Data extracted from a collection
+++++
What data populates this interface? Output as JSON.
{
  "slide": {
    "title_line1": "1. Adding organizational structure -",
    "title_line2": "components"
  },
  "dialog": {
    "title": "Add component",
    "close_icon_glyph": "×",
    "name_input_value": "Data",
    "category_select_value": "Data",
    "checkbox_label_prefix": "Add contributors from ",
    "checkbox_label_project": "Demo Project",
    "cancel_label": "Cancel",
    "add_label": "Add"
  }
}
+++++
STATED PROBLEM
Please output the complete data exactly.

WRITTEN ANSWER
What data populates this interface? Output as JSON.
{
  "slide": {
    "title_line1": "1. Adding organizational structure -",
    "title_line2": "components"
  },
  "dialog": {
    "title": "Add component",
    "close_icon_glyph": "×",
    "name_input_value": "Data",
    "category_select_value": "Data",
    "checkbox_label_prefix": "Add contributors from ",
    "checkbox_label_project": "Demo Project",
    "cancel_label": "Cancel",
    "add_label": "Add"
  }
}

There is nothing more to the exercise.